▸ **Records provided**
_ _ _ _ _ _ _
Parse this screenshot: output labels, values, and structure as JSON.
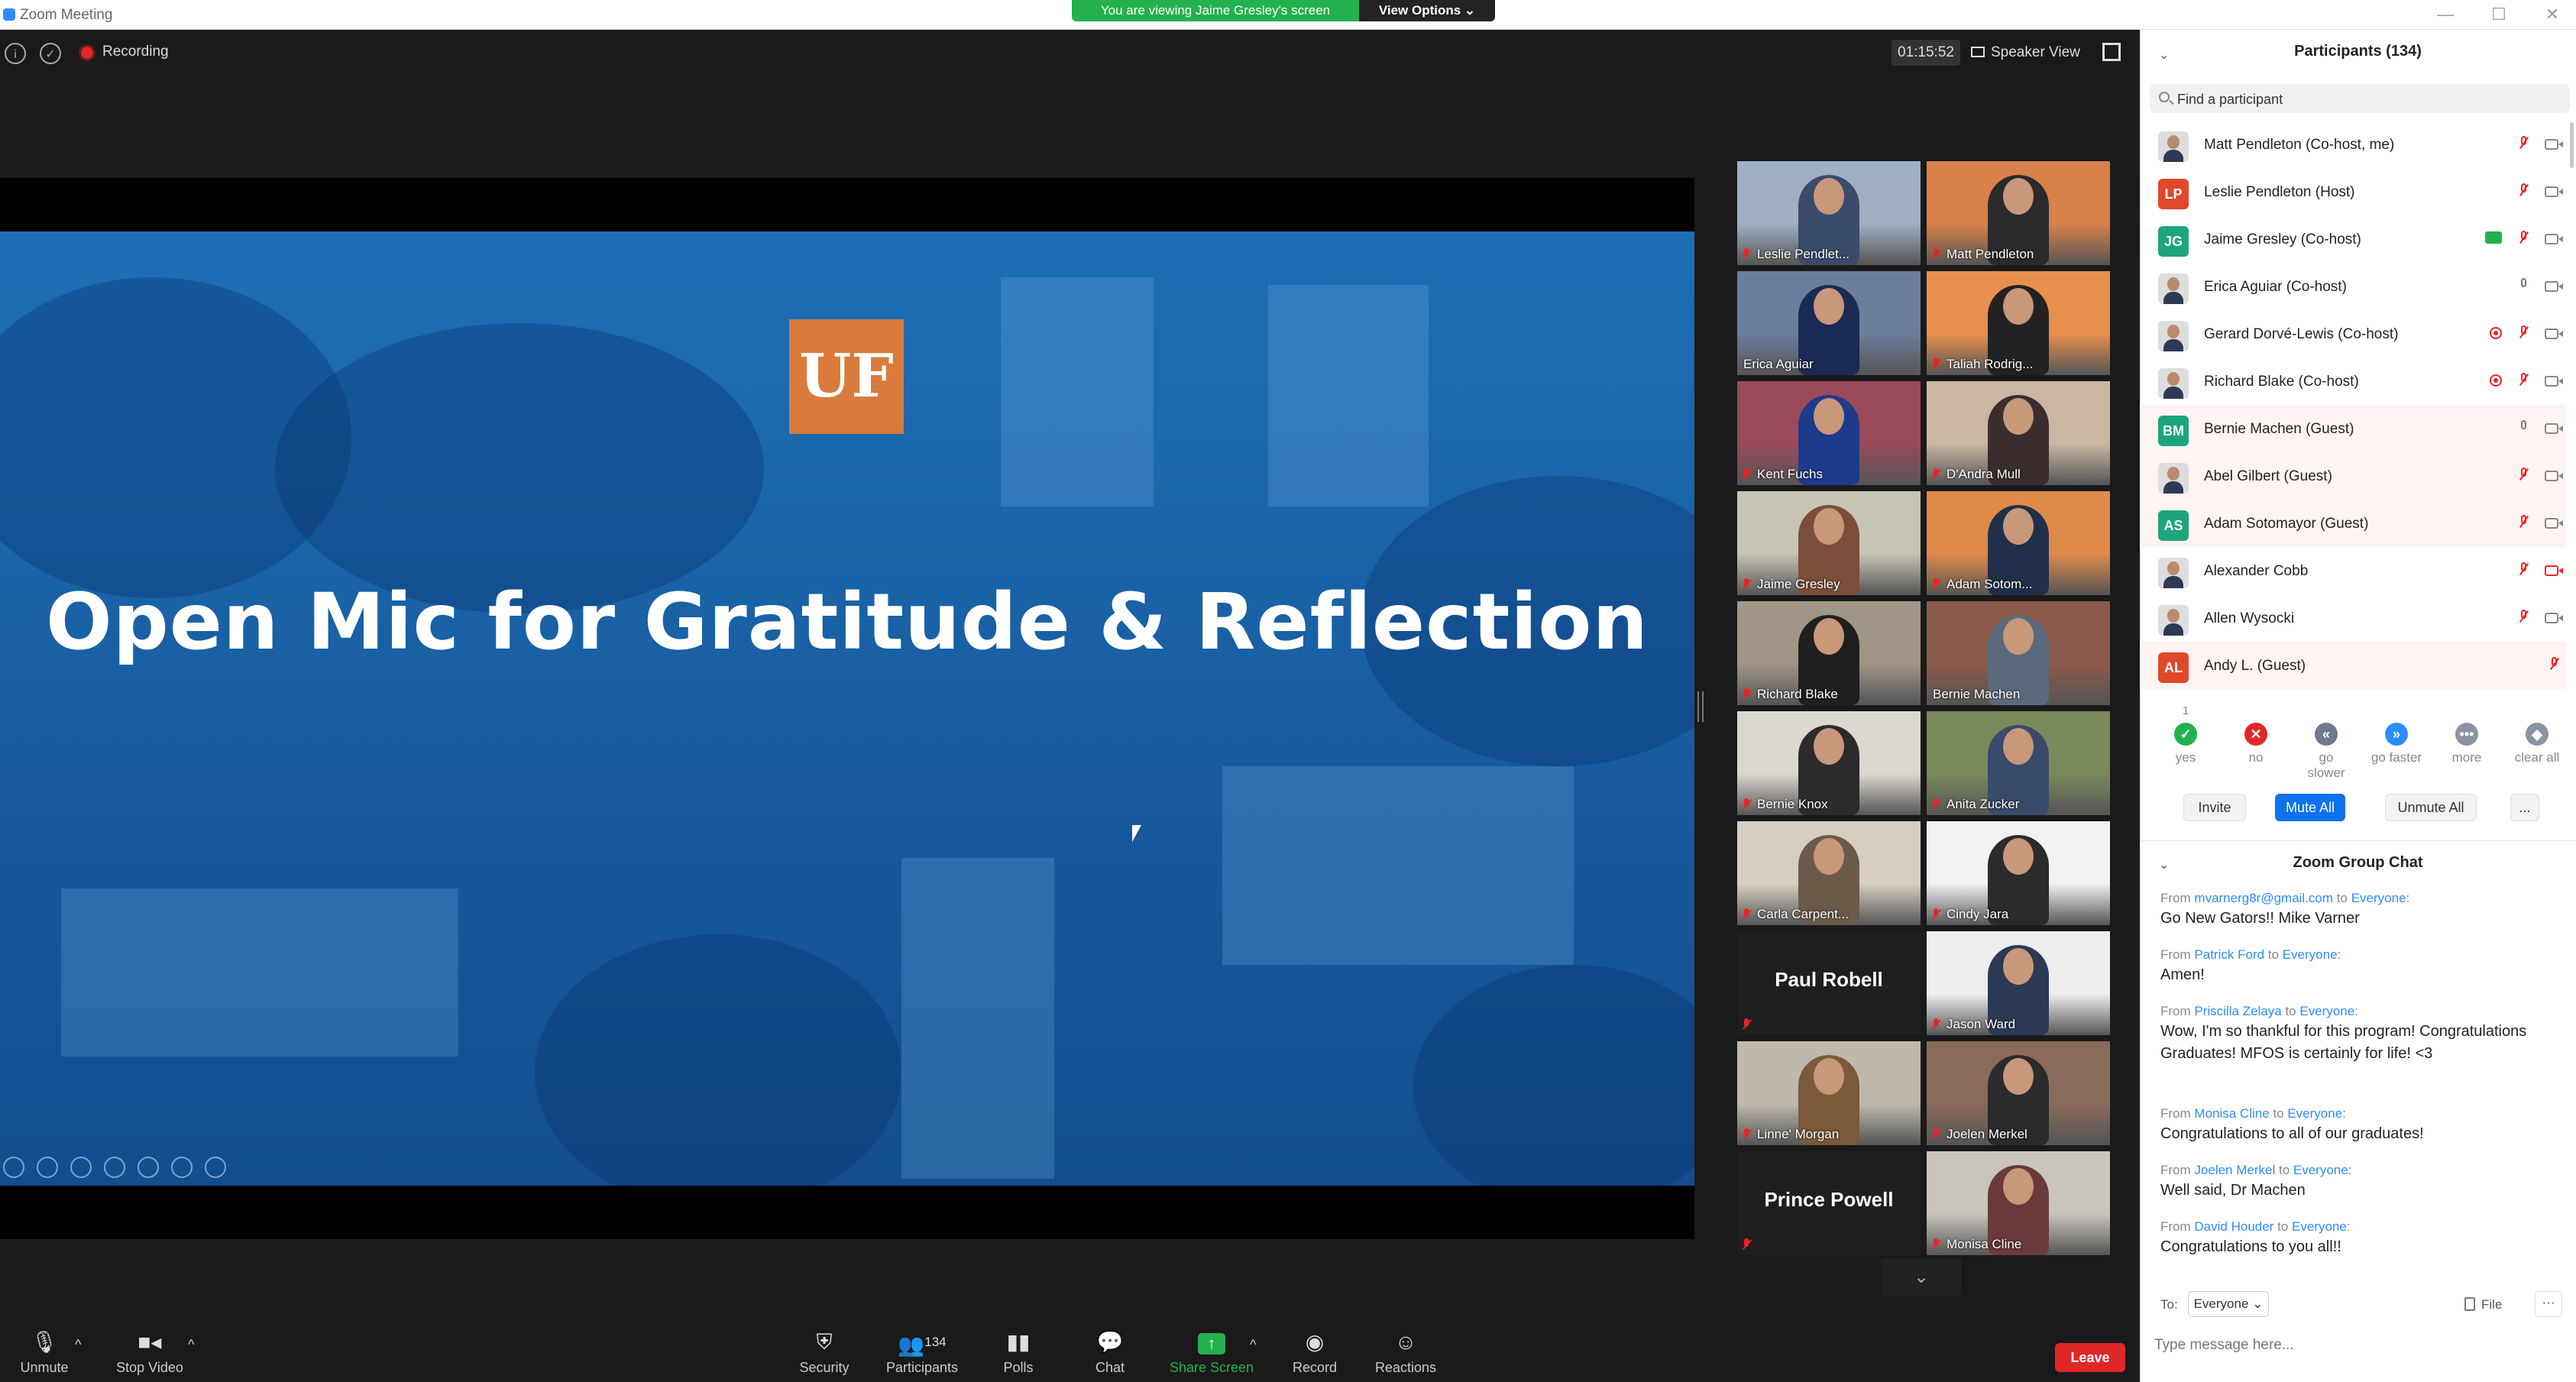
{
  "window": {
    "title": "Zoom Meeting",
    "controls": {
      "minimize": "—",
      "maximize": "☐",
      "close": "✕"
    }
  },
  "banner": {
    "viewing": "You are viewing Jaime Gresley's screen",
    "view_options": "View Options ⌄"
  },
  "topbar": {
    "info_icon": "i",
    "shield_icon": "✓",
    "recording": "Recording",
    "timer": "01:15:52",
    "speaker_view": "Speaker View"
  },
  "slide": {
    "logo": "UF",
    "title": "Open Mic for Gratitude & Reflection"
  },
  "gallery": [
    {
      "name": "Leslie Pendlet...",
      "muted": true,
      "video": true
    },
    {
      "name": "Matt Pendleton",
      "muted": true,
      "video": true
    },
    {
      "name": "Erica Aguiar",
      "muted": false,
      "video": true,
      "active": true
    },
    {
      "name": "Taliah Rodrig...",
      "muted": true,
      "video": true
    },
    {
      "name": "Kent Fuchs",
      "muted": true,
      "video": true
    },
    {
      "name": "D'Andra Mull",
      "muted": true,
      "video": true
    },
    {
      "name": "Jaime Gresley",
      "muted": true,
      "video": true
    },
    {
      "name": "Adam Sotom...",
      "muted": true,
      "video": true
    },
    {
      "name": "Richard Blake",
      "muted": true,
      "video": true
    },
    {
      "name": "Bernie Machen",
      "muted": false,
      "video": true
    },
    {
      "name": "Bernie Knox",
      "muted": true,
      "video": true
    },
    {
      "name": "Anita Zucker",
      "muted": true,
      "video": true
    },
    {
      "name": "Carla Carpent...",
      "muted": true,
      "video": true
    },
    {
      "name": "Cindy Jara",
      "muted": true,
      "video": true
    },
    {
      "name": "Paul Robell",
      "muted": true,
      "video": false
    },
    {
      "name": "Jason Ward",
      "muted": true,
      "video": true
    },
    {
      "name": "Linne' Morgan",
      "muted": true,
      "video": true
    },
    {
      "name": "Joelen Merkel",
      "muted": true,
      "video": true
    },
    {
      "name": "Prince Powell",
      "muted": true,
      "video": false
    },
    {
      "name": "Monisa Cline",
      "muted": true,
      "video": true
    }
  ],
  "toolbar": {
    "unmute": "Unmute",
    "stop_video": "Stop Video",
    "security": "Security",
    "participants": "Participants",
    "participants_count": "134",
    "polls": "Polls",
    "chat": "Chat",
    "share_screen": "Share Screen",
    "record": "Record",
    "reactions": "Reactions",
    "leave": "Leave"
  },
  "participants_panel": {
    "title": "Participants (134)",
    "search_placeholder": "Find a participant",
    "list": [
      {
        "name": "Matt Pendleton (Co-host, me)",
        "avatar": "photo",
        "mic": "off",
        "cam": "on"
      },
      {
        "name": "Leslie Pendleton (Host)",
        "avatar": "LP",
        "color": "#e0472b",
        "mic": "off",
        "cam": "on"
      },
      {
        "name": "Jaime Gresley (Co-host)",
        "avatar": "JG",
        "color": "#1da57e",
        "mic": "off",
        "cam": "on",
        "sharing": true
      },
      {
        "name": "Erica Aguiar (Co-host)",
        "avatar": "photo",
        "mic": "on",
        "cam": "on"
      },
      {
        "name": "Gerard Dorvé-Lewis (Co-host)",
        "avatar": "photo",
        "mic": "off",
        "cam": "on",
        "recording": true
      },
      {
        "name": "Richard Blake (Co-host)",
        "avatar": "photo",
        "mic": "off",
        "cam": "on",
        "recording": true
      },
      {
        "name": "Bernie Machen (Guest)",
        "avatar": "BM",
        "color": "#1da57e",
        "mic": "on",
        "cam": "on",
        "highlight": true
      },
      {
        "name": "Abel Gilbert (Guest)",
        "avatar": "photo",
        "mic": "off",
        "cam": "on",
        "highlight": true
      },
      {
        "name": "Adam Sotomayor (Guest)",
        "avatar": "AS",
        "color": "#1da57e",
        "mic": "off",
        "cam": "on",
        "highlight": true
      },
      {
        "name": "Alexander Cobb",
        "avatar": "photo",
        "mic": "off",
        "cam": "off"
      },
      {
        "name": "Allen Wysocki",
        "avatar": "photo",
        "mic": "off",
        "cam": "on"
      },
      {
        "name": "Andy L. (Guest)",
        "avatar": "AL",
        "color": "#e0472b",
        "mic": "off",
        "cam": "none",
        "highlight": true
      }
    ],
    "reactions": [
      {
        "label": "yes",
        "symbol": "✓",
        "color": "#23b14d",
        "count": "1"
      },
      {
        "label": "no",
        "symbol": "✕",
        "color": "#e02828",
        "count": ""
      },
      {
        "label": "go slower",
        "symbol": "«",
        "color": "#6d7a91",
        "count": ""
      },
      {
        "label": "go faster",
        "symbol": "»",
        "color": "#2d8cff",
        "count": ""
      },
      {
        "label": "more",
        "symbol": "•••",
        "color": "#8a93a3",
        "count": ""
      },
      {
        "label": "clear all",
        "symbol": "◆",
        "color": "#8a93a3",
        "count": ""
      }
    ],
    "invite": "Invite",
    "mute_all": "Mute All",
    "unmute_all": "Unmute All",
    "more": "..."
  },
  "chat": {
    "title": "Zoom Group Chat",
    "messages": [
      {
        "from": "mvarnerg8r@gmail.com",
        "to": "Everyone",
        "text": "Go New Gators!!  Mike Varner"
      },
      {
        "from": "Patrick Ford",
        "to": "Everyone",
        "text": "Amen!"
      },
      {
        "from": "Priscilla Zelaya",
        "to": "Everyone",
        "text": "Wow, I'm so thankful for this program! Congratulations Graduates! MFOS is certainly for life! <3"
      },
      {
        "from": "Monisa Cline",
        "to": "Everyone",
        "text": "Congratulations to all of our graduates!"
      },
      {
        "from": "Joelen Merkel",
        "to": "Everyone",
        "text": "Well said, Dr Machen"
      },
      {
        "from": "David Houder",
        "to": "Everyone",
        "text": "Congratulations to you all!!"
      }
    ],
    "from_word": "From",
    "to_word": "to",
    "to_label": "To:",
    "to_value": "Everyone ⌄",
    "file": "File",
    "more": "···",
    "input_placeholder": "Type message here..."
  }
}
_ _ _ _ _ _ _
▸ **Your goal**
From the records given above, copy all lines containing "title".

▸ **Task output**
    "title": "Zoom Meeting",
    "title": "Open Mic for Gratitude & Reflection"
    "title": "Participants (134)",
    "title": "Zoom Group Chat",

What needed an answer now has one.